== Information shown ==
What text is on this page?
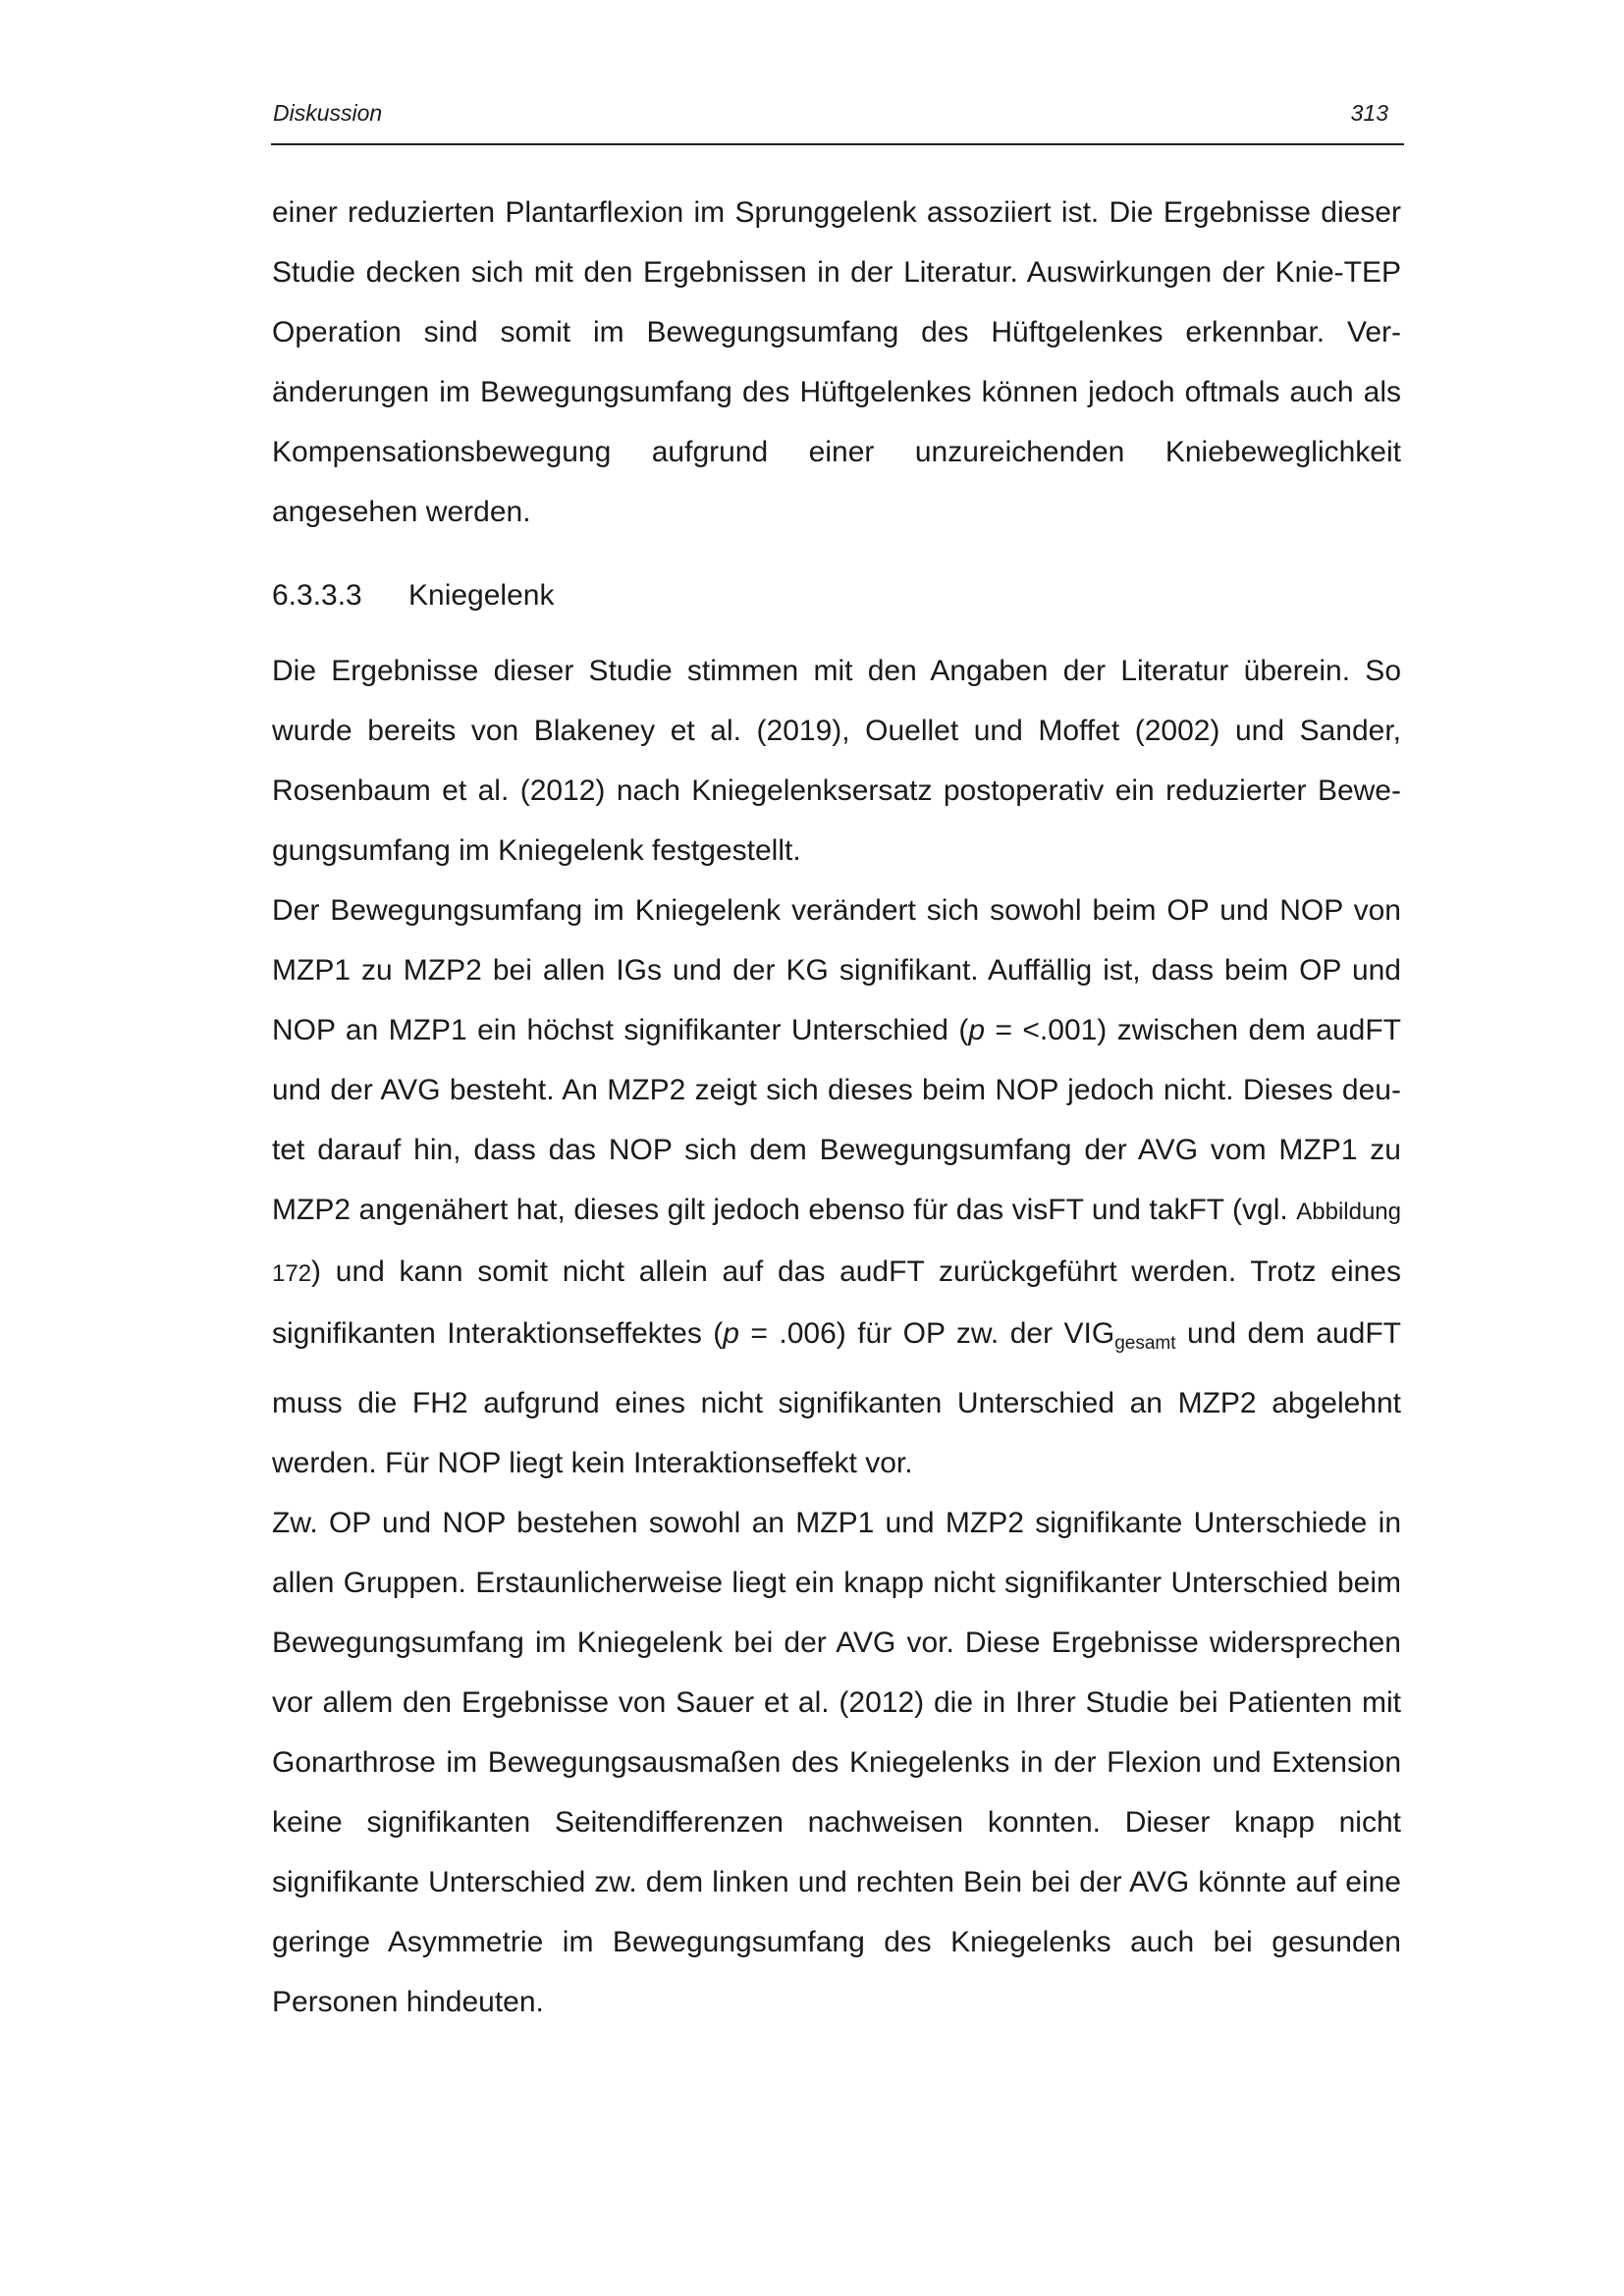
Diskussion	313

einer reduzierten Plantarflexion im Sprunggelenk assoziiert ist. Die Ergebnisse dieser Studie decken sich mit den Ergebnissen in der Literatur. Auswirkungen der Knie-TEP Operation sind somit im Bewegungsumfang des Hüftgelenkes erkennbar. Veränderungen im Bewegungsumfang des Hüftgelenkes können jedoch oftmals auch als Kompensationsbewegung aufgrund einer unzureichenden Kniebeweglichkeit angesehen werden.

6.3.3.3	Kniegelenk

Die Ergebnisse dieser Studie stimmen mit den Angaben der Literatur überein. So wurde bereits von Blakeney et al. (2019), Ouellet und Moffet (2002) und Sander, Rosenbaum et al. (2012) nach Kniegelenksersatz postoperativ ein reduzierter Bewegungsumfang im Kniegelenk festgestellt.

Der Bewegungsumfang im Kniegelenk verändert sich sowohl beim OP und NOP von MZP1 zu MZP2 bei allen IGs und der KG signifikant. Auffällig ist, dass beim OP und NOP an MZP1 ein höchst signifikanter Unterschied (p = <.001) zwischen dem audFT und der AVG besteht. An MZP2 zeigt sich dieses beim NOP jedoch nicht. Dieses deutet darauf hin, dass das NOP sich dem Bewegungsumfang der AVG vom MZP1 zu MZP2 angenähert hat, dieses gilt jedoch ebenso für das visFT und takFT (vgl. Abbildung 172) und kann somit nicht allein auf das audFT zurückgeführt werden. Trotz eines signifikanten Interaktionseffektes (p = .006) für OP zw. der $VIG_{gesamt}$ und dem audFT muss die FH2 aufgrund eines nicht signifikanten Unterschied an MZP2 abgelehnt werden. Für NOP liegt kein Interaktionseffekt vor.

Zw. OP und NOP bestehen sowohl an MZP1 und MZP2 signifikante Unterschiede in allen Gruppen. Erstaunlicherweise liegt ein knapp nicht signifikanter Unterschied beim Bewegungsumfang im Kniegelenk bei der AVG vor. Diese Ergebnisse widersprechen vor allem den Ergebnisse von Sauer et al. (2012) die in Ihrer Studie bei Patienten mit Gonarthrose im Bewegungsausmaßen des Kniegelenks in der Flexion und Extension keine signifikanten Seitendifferenzen nachweisen konnten. Dieser knapp nicht signifikante Unterschied zw. dem linken und rechten Bein bei der AVG könnte auf eine geringe Asymmetrie im Bewegungsumfang des Kniegelenks auch bei gesunden Personen hindeuten.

== What you should do ==
Reproduce each record from above exactly; pictures do not belong in the copy.

== Answer to the problem ==
What text is on this page?
Diskussion	313

einer reduzierten Plantarflexion im Sprunggelenk assoziiert ist. Die Ergebnisse dieser Studie decken sich mit den Ergebnissen in der Literatur. Auswirkungen der Knie-TEP Operation sind somit im Bewegungsumfang des Hüftgelenkes erkennbar. Veränderungen im Bewegungsumfang des Hüftgelenkes können jedoch oftmals auch als Kompensationsbewegung aufgrund einer unzureichenden Kniebeweglichkeit angesehen werden.

6.3.3.3	Kniegelenk

Die Ergebnisse dieser Studie stimmen mit den Angaben der Literatur überein. So wurde bereits von Blakeney et al. (2019), Ouellet und Moffet (2002) und Sander, Rosenbaum et al. (2012) nach Kniegelenksersatz postoperativ ein reduzierter Bewegungsumfang im Kniegelenk festgestellt.

Der Bewegungsumfang im Kniegelenk verändert sich sowohl beim OP und NOP von MZP1 zu MZP2 bei allen IGs und der KG signifikant. Auffällig ist, dass beim OP und NOP an MZP1 ein höchst signifikanter Unterschied (p = <.001) zwischen dem audFT und der AVG besteht. An MZP2 zeigt sich dieses beim NOP jedoch nicht. Dieses deutet darauf hin, dass das NOP sich dem Bewegungsumfang der AVG vom MZP1 zu MZP2 angenähert hat, dieses gilt jedoch ebenso für das visFT und takFT (vgl. Abbildung 172) und kann somit nicht allein auf das audFT zurückgeführt werden. Trotz eines signifikanten Interaktionseffektes (p = .006) für OP zw. der $VIG_{gesamt}$ und dem audFT muss die FH2 aufgrund eines nicht signifikanten Unterschied an MZP2 abgelehnt werden. Für NOP liegt kein Interaktionseffekt vor.

Zw. OP und NOP bestehen sowohl an MZP1 und MZP2 signifikante Unterschiede in allen Gruppen. Erstaunlicherweise liegt ein knapp nicht signifikanter Unterschied beim Bewegungsumfang im Kniegelenk bei der AVG vor. Diese Ergebnisse widersprechen vor allem den Ergebnisse von Sauer et al. (2012) die in Ihrer Studie bei Patienten mit Gonarthrose im Bewegungsausmaßen des Kniegelenks in der Flexion und Extension keine signifikanten Seitendifferenzen nachweisen konnten. Dieser knapp nicht signifikante Unterschied zw. dem linken und rechten Bein bei der AVG könnte auf eine geringe Asymmetrie im Bewegungsumfang des Kniegelenks auch bei gesunden Personen hindeuten.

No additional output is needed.